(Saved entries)
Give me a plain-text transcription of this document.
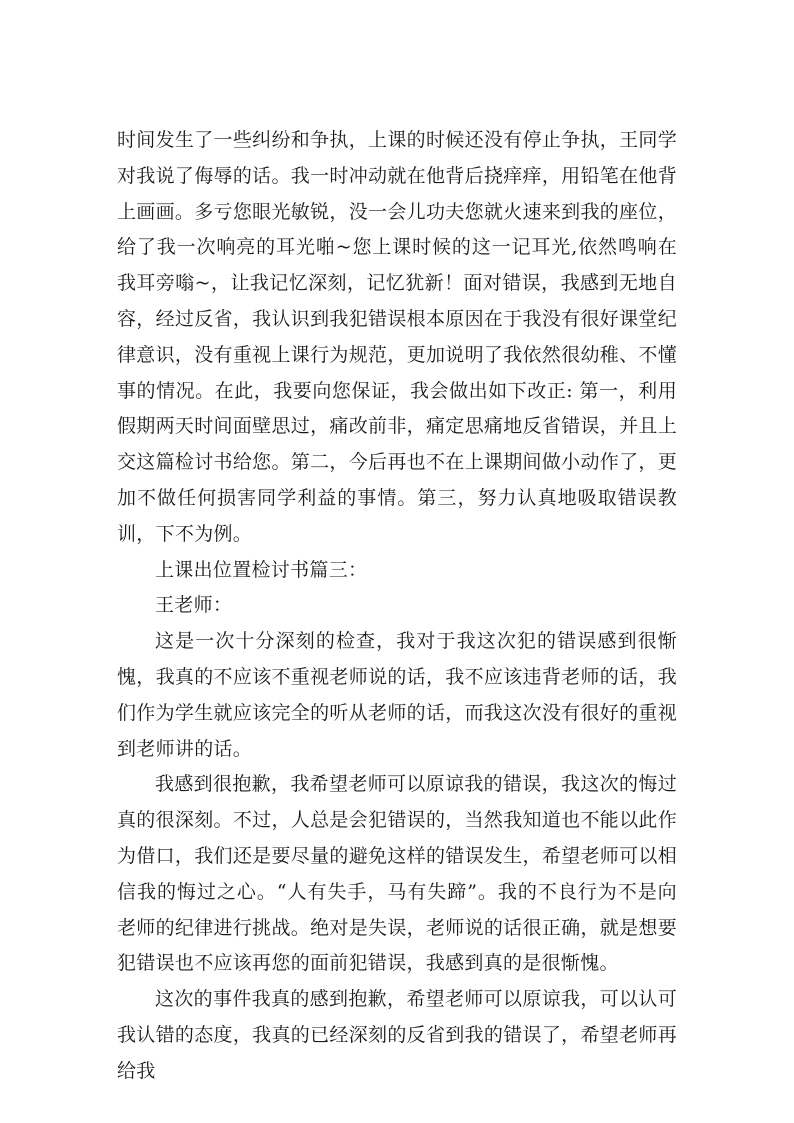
时间发生了一些纠纷和争执，上课的时候还没有停止争执，王同学对我说了侮辱的话。我一时冲动就在他背后挠痒痒，用铅笔在他背上画画。多亏您眼光敏锐，没一会儿功夫您就火速来到我的座位，给了我一次响亮的耳光啪~您上课时候的这一记耳光,依然鸣响在我耳旁嗡~，让我记忆深刻，记忆犹新！面对错误，我感到无地自容，经过反省，我认识到我犯错误根本原因在于我没有很好课堂纪律意识，没有重视上课行为规范，更加说明了我依然很幼稚、不懂事的情况。在此，我要向您保证，我会做出如下改正: 第一，利用假期两天时间面壁思过，痛改前非，痛定思痛地反省错误，并且上交这篇检讨书给您。第二，今后再也不在上课期间做小动作了，更加不做任何损害同学利益的事情。第三，努力认真地吸取错误教训，下不为例。

上课出位置检讨书篇三：

王老师：

这是一次十分深刻的检查，我对于我这次犯的错误感到很惭愧，我真的不应该不重视老师说的话，我不应该违背老师的话，我们作为学生就应该完全的听从老师的话，而我这次没有很好的重视到老师讲的话。

我感到很抱歉，我希望老师可以原谅我的错误，我这次的悔过真的很深刻。不过，人总是会犯错误的，当然我知道也不能以此作为借口，我们还是要尽量的避免这样的错误发生，希望老师可以相信我的悔过之心。“人有失手，马有失蹄”。我的不良行为不是向老师的纪律进行挑战。绝对是失误，老师说的话很正确，就是想要犯错误也不应该再您的面前犯错误，我感到真的是很惭愧。

这次的事件我真的感到抱歉，希望老师可以原谅我，可以认可我认错的态度，我真的已经深刻的反省到我的错误了，希望老师再给我
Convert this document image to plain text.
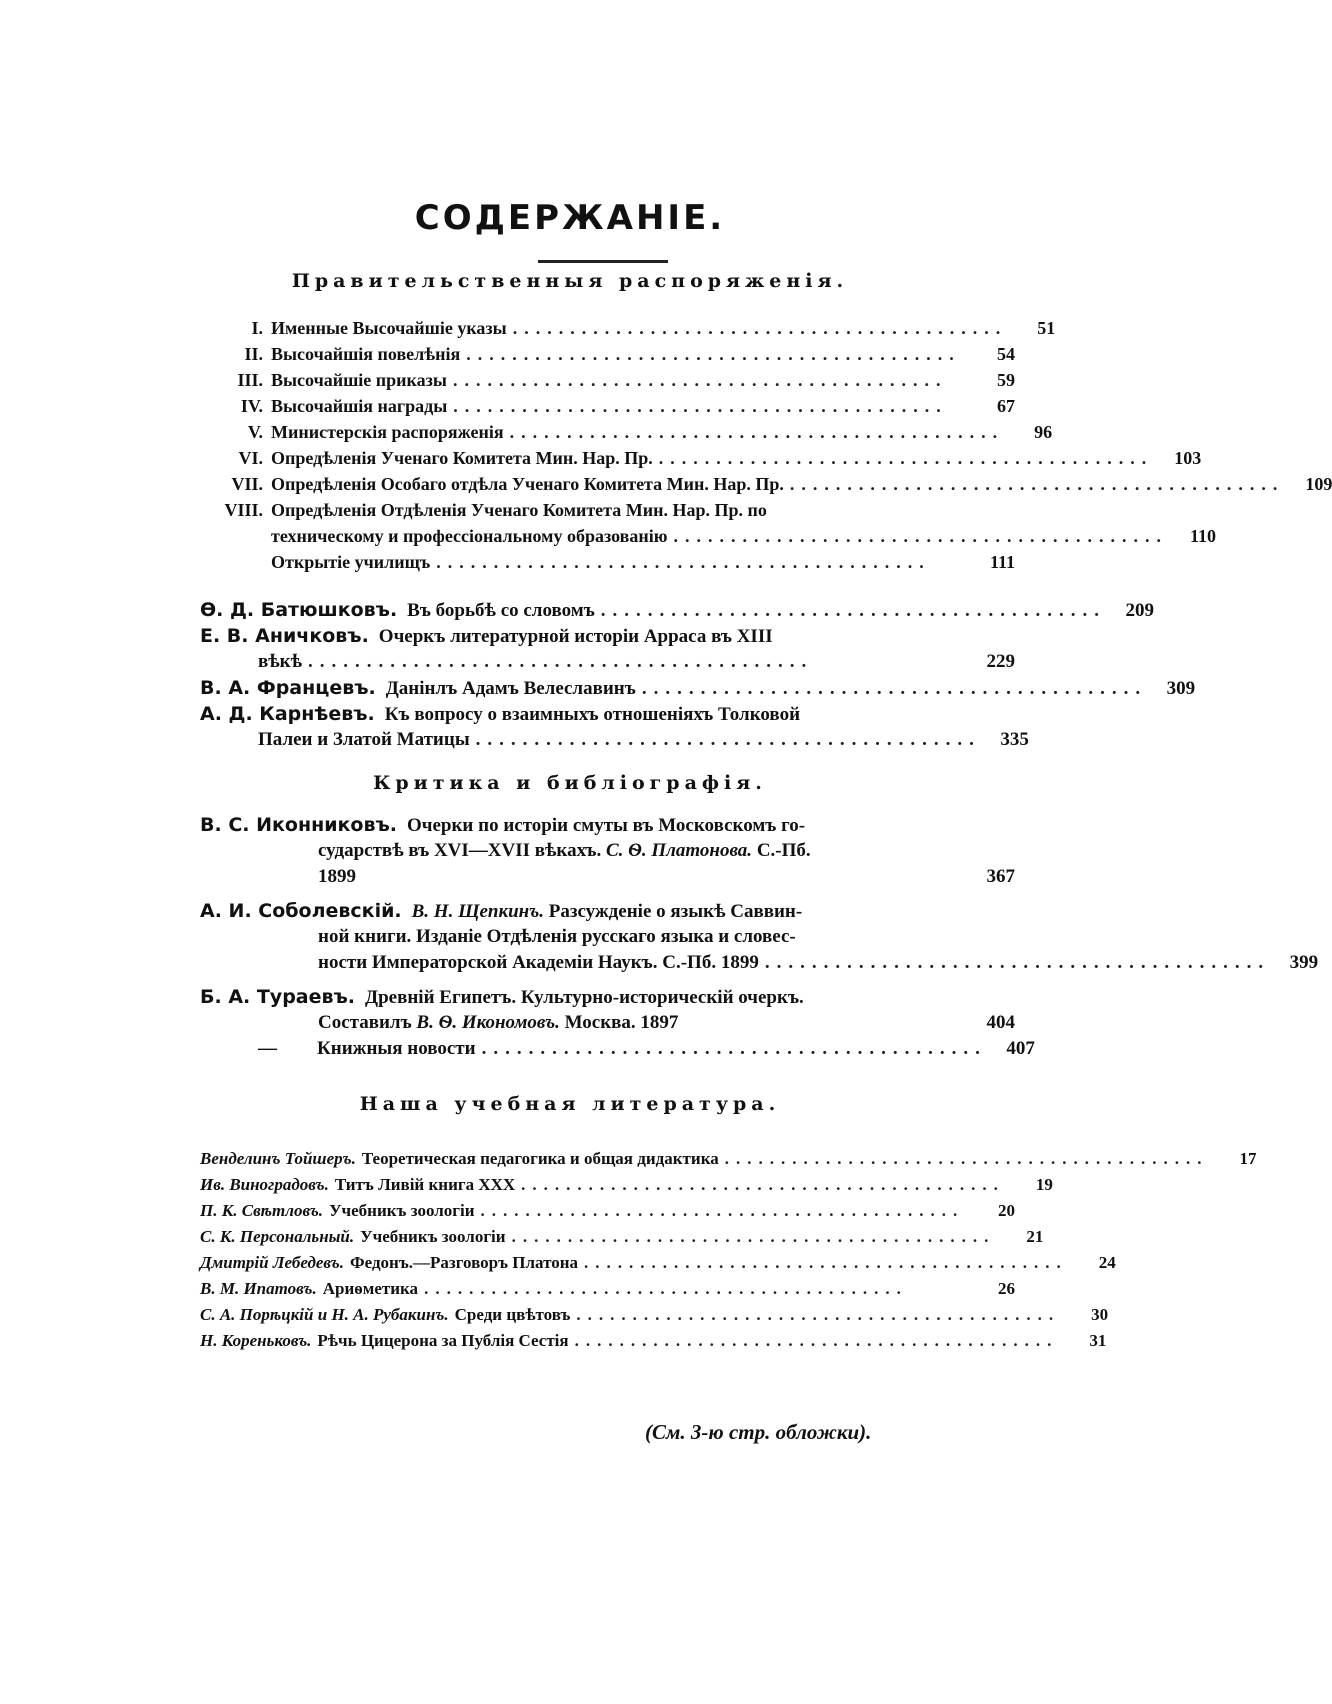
СОДЕРЖАНІЕ.
Правительственныя распоряженія.
I. Именные Высочайшіе указы ...........................................	51
II. Высочайшія повелѣнія ...........................................	54
III. Высочайшіе приказы ...........................................	59
IV. Высочайшія награды ...........................................	67
V. Министерскія распоряженія ...........................................	96
VI. Опредѣленія Ученаго Комитета Мин. Нар. Пр. ...........................................	103
VII. Опредѣленія Особаго отдѣла Ученаго Комитета Мин. Нар. Пр. ...........................................	109
VIII. Опредѣленія Отдѣленія Ученаго Комитета Мин. Нар. Пр. по
техническому и профессіональному образованію ...........................................	110
Открытіе училищъ ...........................................	111
Ѳ. Д. Батюшковъ. Въ борьбѣ со словомъ ...........................................	209
Е. В. Аничковъ. Очеркъ литературной исторіи Арраса въ XIII
вѣкѣ ...........................................	229
В. А. Францевъ. Данінлъ Адамъ Велеславинъ ...........................................	309
А. Д. Карнѣевъ. Къ вопросу о взаимныхъ отношеніяхъ Толковой
Палеи и Златой Матицы ...........................................	335
Критика и библіографія.
В. С. Иконниковъ. Очерки по исторіи смуты въ Московскомъ го-
сударствѣ въ XVI—XVII вѣкахъ. С. Ѳ. Платонова. С.-Пб.
1899	367
А. И. Соболевскій. В. Н. Щепкинъ. Разсужденіе о языкѣ Саввин-
ной книги. Изданіе Отдѣленія русскаго языка и словес-
ности Императорской Академіи Наукъ. С.-Пб. 1899 ...........................................	399
Б. А. Тураевъ. Древній Египетъ. Культурно-историческій очеркъ.
Составилъ В. Ѳ. Икономовъ. Москва. 1897	404
— Книжныя новости ...........................................	407
Наша учебная литература.
Венделинъ Тойшеръ. Теоретическая педагогика и общая дидактика ...........................................	17
Ив. Виноградовъ. Титъ Ливій книга XXX ...........................................	19
П. К. Свѣтловъ. Учебникъ зоологіи ...........................................	20
С. К. Персональный. Учебникъ зоологіи ...........................................	21
Дмитрій Лебедевъ. Федонъ.—Разговоръ Платона ...........................................	24
В. М. Ипатовъ. Ариѳметика ...........................................	26
С. А. Порѣцкій и Н. А. Рубакинъ. Среди цвѣтовъ ...........................................	30
Н. Кореньковъ. Рѣчь Цицерона за Публія Сестія ...........................................	31
(См. 3-ю стр. обложки).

GIVEN PROBLEM
Take every line from the data above that holds "text" and copy it out.

ANSWER FOR THIS EXERCISE
Give me a plain-text transcription of this document.
Convert this document image to plain text.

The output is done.